Collected data entries
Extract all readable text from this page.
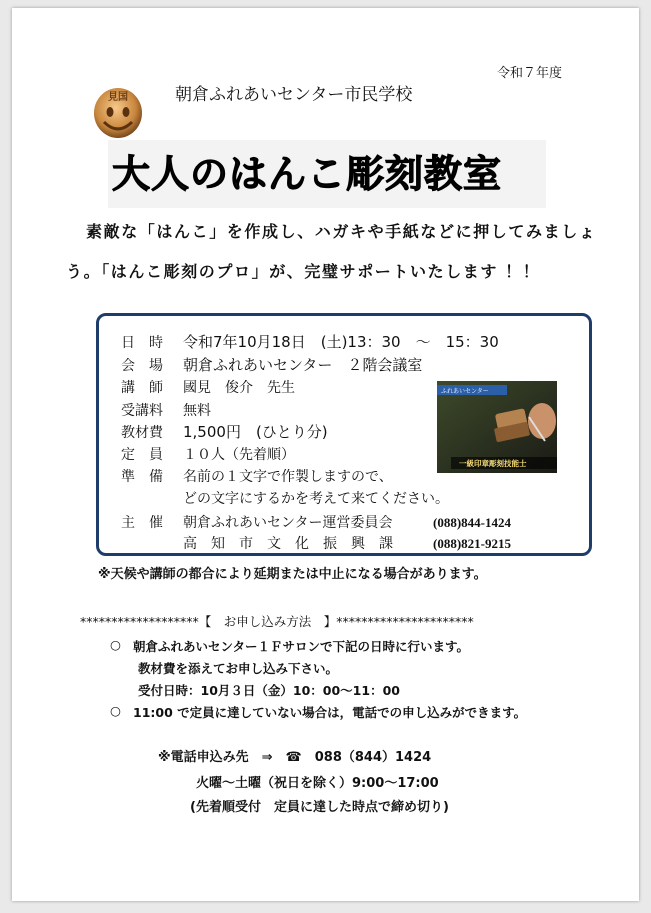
令和７年度
見国	朝倉ふれあいセンター市民学校
大人のはんこ彫刻教室
素敵な「はんこ」を作成し、ハガキや手紙などに押してみましょ
う。「はんこ彫刻のプロ」が、完璧サポートいたします ！！
日　時 令和7年10月18日　(土)13：30　～　15：30
会　場 朝倉ふれあいセンター　２階会議室
講　師 國見　俊介　先生
受講料 無料
教材費 1,500円　(ひとり分)
定　員 １０人（先着順）
準　備 名前の１文字で作製しますので、
どの文字にするかを考えて来てください。
主　催 朝倉ふれあいセンター運営委員会	(088)844-1424
高　知　市　文　化　振　興　課	(088)821-9215
ふれあいセンター
一級印章彫刻技能士
※天候や講師の都合により延期または中止になる場合があります。
*******************【　お申し込み方法　】**********************
○ 朝倉ふれあいセンター１Ｆサロンで下記の日時に行います。
教材費を添えてお申し込み下さい。
受付日時：10月３日（金）10：00～11：00
○ 11:00 で定員に達していない場合は，電話での申し込みができます。
※電話申込み先　⇒　☎　088（844）1424
火曜～土曜（祝日を除く）9:00～17:00
(先着順受付　定員に達した時点で締め切り)
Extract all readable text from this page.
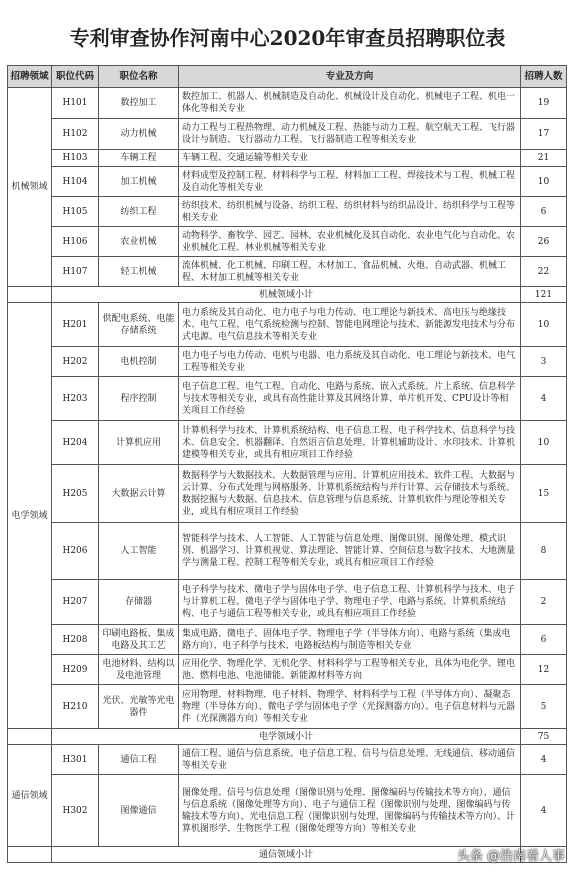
专利审查协作河南中心2020年审查员招聘职位表
招聘领域	职位代码	职位名称	专业及方向	招聘人数
机械领域	H101	数控加工	数控加工、机器人、机械制造及自动化、机械设计及自动化、机械电子工程、机电一体化等相关专业	19
	H102	动力机械	动力工程与工程热物理、动力机械及工程、热能与动力工程、航空航天工程、飞行器设计与制造、飞行器动力工程、飞行器制造工程等相关专业	17
	H103	车辆工程	车辆工程、交通运输等相关专业	21
	H104	加工机械	材料成型及控制工程、材料科学与工程、材料加工工程、焊接技术与工程、机械工程及自动化等相关专业	10
	H105	纺织工程	纺织技术、纺织机械与设备、纺织工程、纺织材料与纺织品设计、纺织科学与工程等相关专业	6
	H106	农业机械	动物科学、畜牧学、园艺、园林、农业机械化及其自动化、农业电气化与自动化、农业机械化工程、林业机械等相关专业	26
	H107	轻工机械	流体机械、化工机械、印刷工程、木材加工、食品机械、火炮、自动武器、机械工程、木材加工机械等相关专业	22
	机械领域小计			121
电学领域	H201	供配电系统、电能存储系统	电力系统及其自动化、电力电子与电力传动、电工理论与新技术、高电压与绝缘技术、电气工程、电气系统检测与控制、智能电网理论与技术、新能源发电技术与分布式电源、电气信息技术等相关专业	10
	H202	电机控制	电力电子与电力传动、电机与电器、电力系统及其自动化、电工理论与新技术、电气工程等相关专业	3
	H203	程序控制	电子信息工程、电气工程、自动化、电路与系统、嵌入式系统、片上系统、信息科学与技术等相关专业，或具有高性能计算及其网络计算、单片机开发、CPU设计等相关项目工作经验	4
	H204	计算机应用	计算机科学与技术、计算机系统结构、电子信息工程、电子科学技术、信息科学与技术、信息安全、机器翻译、自然语言信息处理、计算机辅助设计、水印技术、计算机建模等相关专业，或具有相应项目工作经验	10
	H205	大数据云计算	数据科学与大数据技术、大数据管理与应用、计算机应用技术、软件工程、大数据与云计算、分布式处理与网格服务、计算机系统结构与并行计算、云存储技术与系统、数据挖掘与大数据、信息技术、信息管理与信息系统、计算机软件与理论等相关专业，或具有相应项目工作经验	15
	H206	人工智能	智能科学与技术、人工智能、人工智能与信息处理、图像识别、图像处理、模式识别、机器学习、计算机视觉、算法理论、智能计算、空间信息与数字技术、大地测量学与测量工程、控制工程等相关专业，或具有相应项目工作经验	8
	H207	存储器	电子科学与技术、微电子学与固体电子学、电子信息工程、计算机科学与技术、电子与计算机工程、微电子学与固体电子学、物理电子学、电路与系统、计算机系统结构、电子与通信工程等相关专业，或具有相应项目工作经验	2
	H208	印刷电路板、集成电路及其工艺	集成电路、微电子、固体电子学、物理电子学（半导体方向）、电路与系统（集成电路方向）、电子科学与技术、电路板结构与制造等相关专业	6
	H209	电池材料、结构以及电池管理	应用化学、物理化学、无机化学、材料科学与工程等相关专业，具体为电化学、锂电池、燃料电池、电池储能、新能源材料等方向	12
	H210	光伏、光敏等光电器件	应用物理、材料物理、电子材料、物理学、材料科学与工程（半导体方向）、凝聚态物理（半导体方向）、微电子学与固体电子学（光探测器方向）、电子信息材料与元器件（光探测器方向）等相关专业	5
	电学领域小计			75
通信领域	H301	通信工程	通信工程、通信与信息系统、电子信息工程、信号与信息处理、无线通信、移动通信等相关专业	4
	H302	图像通信	图像处理、信号与信息处理（图像识别与处理、图像编码与传输技术等方向）、通信与信息系统（图像处理等方向）、电子与通信工程（图像识别与处理、图像编码与传输技术等方向）、光电信息工程（图像识别与处理、图像编码与传输技术等方向）、计算机图形学、生物医学工程（图像处理等方向）等相关专业	4
	通信领域小计				头条 @浩南看人事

WHAT NEEDS TO BE DONE: Without including the pictures, return each record above exactly as it stands.

REPLY:
Extract all readable text from this page.
令和７年度
見国	朝倉ふれあいセンター市民学校
大人のはんこ彫刻教室
素敵な「はんこ」を作成し、ハガキや手紙などに押してみましょ
う。「はんこ彫刻のプロ」が、完璧サポートいたします ！！
日　時 令和7年10月18日　(土)13：30　～　15：30
会　場 朝倉ふれあいセンター　２階会議室
講　師 國見　俊介　先生
受講料 無料
教材費 1,500円　(ひとり分)
定　員 １０人（先着順）
準　備 名前の１文字で作製しますので、
どの文字にするかを考えて来てください。
主　催 朝倉ふれあいセンター運営委員会	(088)844-1424
高　知　市　文　化　振　興　課	(088)821-9215
ふれあいセンター
一級印章彫刻技能士
※天候や講師の都合により延期または中止になる場合があります。
*******************【　お申し込み方法　】**********************
○ 朝倉ふれあいセンター１Ｆサロンで下記の日時に行います。
教材費を添えてお申し込み下さい。
受付日時：10月３日（金）10：00～11：00
○ 11:00 で定員に達していない場合は，電話での申し込みができます。
※電話申込み先　⇒　☎　088（844）1424
火曜～土曜（祝日を除く）9:00～17:00
(先着順受付　定員に達した時点で締め切り)
Extract all readable text from this page.
专利审查协作河南中心2020年审查员招聘职位表
招聘领域	职位代码	职位名称	专业及方向	招聘人数
机械领域	H101	数控加工	数控加工、机器人、机械制造及自动化、机械设计及自动化、机械电子工程、机电一体化等相关专业	19
	H102	动力机械	动力工程与工程热物理、动力机械及工程、热能与动力工程、航空航天工程、飞行器设计与制造、飞行器动力工程、飞行器制造工程等相关专业	17
	H103	车辆工程	车辆工程、交通运输等相关专业	21
	H104	加工机械	材料成型及控制工程、材料科学与工程、材料加工工程、焊接技术与工程、机械工程及自动化等相关专业	10
	H105	纺织工程	纺织技术、纺织机械与设备、纺织工程、纺织材料与纺织品设计、纺织科学与工程等相关专业	6
	H106	农业机械	动物科学、畜牧学、园艺、园林、农业机械化及其自动化、农业电气化与自动化、农业机械化工程、林业机械等相关专业	26
	H107	轻工机械	流体机械、化工机械、印刷工程、木材加工、食品机械、火炮、自动武器、机械工程、木材加工机械等相关专业	22
	机械领域小计			121
电学领域	H201	供配电系统、电能存储系统	电力系统及其自动化、电力电子与电力传动、电工理论与新技术、高电压与绝缘技术、电气工程、电气系统检测与控制、智能电网理论与技术、新能源发电技术与分布式电源、电气信息技术等相关专业	10
	H202	电机控制	电力电子与电力传动、电机与电器、电力系统及其自动化、电工理论与新技术、电气工程等相关专业	3
	H203	程序控制	电子信息工程、电气工程、自动化、电路与系统、嵌入式系统、片上系统、信息科学与技术等相关专业，或具有高性能计算及其网络计算、单片机开发、CPU设计等相关项目工作经验	4
	H204	计算机应用	计算机科学与技术、计算机系统结构、电子信息工程、电子科学技术、信息科学与技术、信息安全、机器翻译、自然语言信息处理、计算机辅助设计、水印技术、计算机建模等相关专业，或具有相应项目工作经验	10
	H205	大数据云计算	数据科学与大数据技术、大数据管理与应用、计算机应用技术、软件工程、大数据与云计算、分布式处理与网格服务、计算机系统结构与并行计算、云存储技术与系统、数据挖掘与大数据、信息技术、信息管理与信息系统、计算机软件与理论等相关专业，或具有相应项目工作经验	15
	H206	人工智能	智能科学与技术、人工智能、人工智能与信息处理、图像识别、图像处理、模式识别、机器学习、计算机视觉、算法理论、智能计算、空间信息与数字技术、大地测量学与测量工程、控制工程等相关专业，或具有相应项目工作经验	8
	H207	存储器	电子科学与技术、微电子学与固体电子学、电子信息工程、计算机科学与技术、电子与计算机工程、微电子学与固体电子学、物理电子学、电路与系统、计算机系统结构、电子与通信工程等相关专业，或具有相应项目工作经验	2
	H208	印刷电路板、集成电路及其工艺	集成电路、微电子、固体电子学、物理电子学（半导体方向）、电路与系统（集成电路方向）、电子科学与技术、电路板结构与制造等相关专业	6
	H209	电池材料、结构以及电池管理	应用化学、物理化学、无机化学、材料科学与工程等相关专业，具体为电化学、锂电池、燃料电池、电池储能、新能源材料等方向	12
	H210	光伏、光敏等光电器件	应用物理、材料物理、电子材料、物理学、材料科学与工程（半导体方向）、凝聚态物理（半导体方向）、微电子学与固体电子学（光探测器方向）、电子信息材料与元器件（光探测器方向）等相关专业	5
	电学领域小计			75
通信领域	H301	通信工程	通信工程、通信与信息系统、电子信息工程、信号与信息处理、无线通信、移动通信等相关专业	4
	H302	图像通信	图像处理、信号与信息处理（图像识别与处理、图像编码与传输技术等方向）、通信与信息系统（图像处理等方向）、电子与通信工程（图像识别与处理、图像编码与传输技术等方向）、光电信息工程（图像识别与处理、图像编码与传输技术等方向）、计算机图形学、生物医学工程（图像处理等方向）等相关专业	4
	通信领域小计				头条 @浩南看人事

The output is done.